** Begin **

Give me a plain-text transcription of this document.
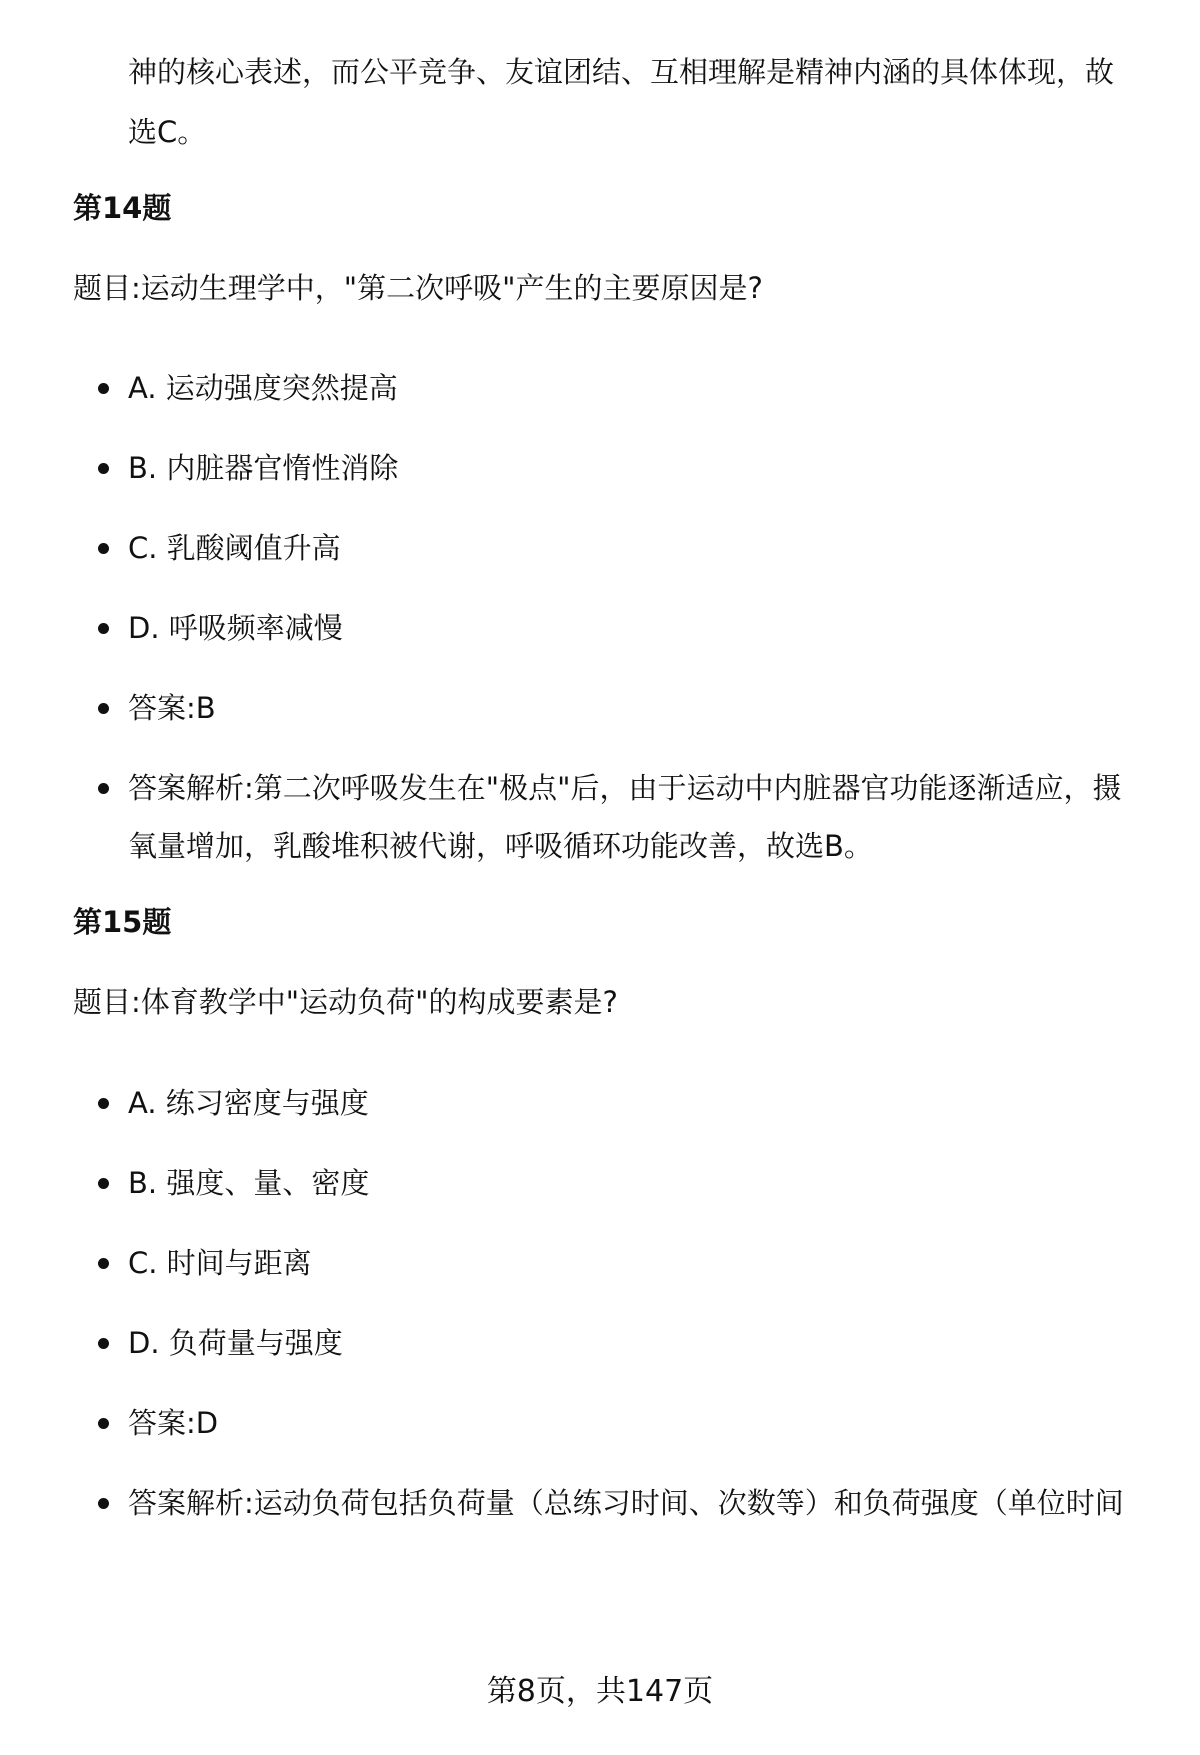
神的核心表述，而公平竞争、友谊团结、互相理解是精神内涵的具体体现，故
选C。
第14题
题目:运动生理学中，"第二次呼吸"产生的主要原因是?
A. 运动强度突然提高
B. 内脏器官惰性消除
C. 乳酸阈值升高
D. 呼吸频率减慢
答案:B
答案解析:第二次呼吸发生在"极点"后，由于运动中内脏器官功能逐渐适应，摄
氧量增加，乳酸堆积被代谢，呼吸循环功能改善，故选B。
第15题
题目:体育教学中"运动负荷"的构成要素是?
A. 练习密度与强度
B. 强度、量、密度
C. 时间与距离
D. 负荷量与强度
答案:D
答案解析:运动负荷包括负荷量（总练习时间、次数等）和负荷强度（单位时间
第8页，共147页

** End **

What is needed =
Above are records to transcribe exactly; leave their pictures out.

Problem solution =
Give me a plain-text transcription of this document.
神的核心表述，而公平竞争、友谊团结、互相理解是精神内涵的具体体现，故
选C。
第14题
题目:运动生理学中，"第二次呼吸"产生的主要原因是?
A. 运动强度突然提高
B. 内脏器官惰性消除
C. 乳酸阈值升高
D. 呼吸频率减慢
答案:B
答案解析:第二次呼吸发生在"极点"后，由于运动中内脏器官功能逐渐适应，摄
氧量增加，乳酸堆积被代谢，呼吸循环功能改善，故选B。
第15题
题目:体育教学中"运动负荷"的构成要素是?
A. 练习密度与强度
B. 强度、量、密度
C. 时间与距离
D. 负荷量与强度
答案:D
答案解析:运动负荷包括负荷量（总练习时间、次数等）和负荷强度（单位时间
第8页，共147页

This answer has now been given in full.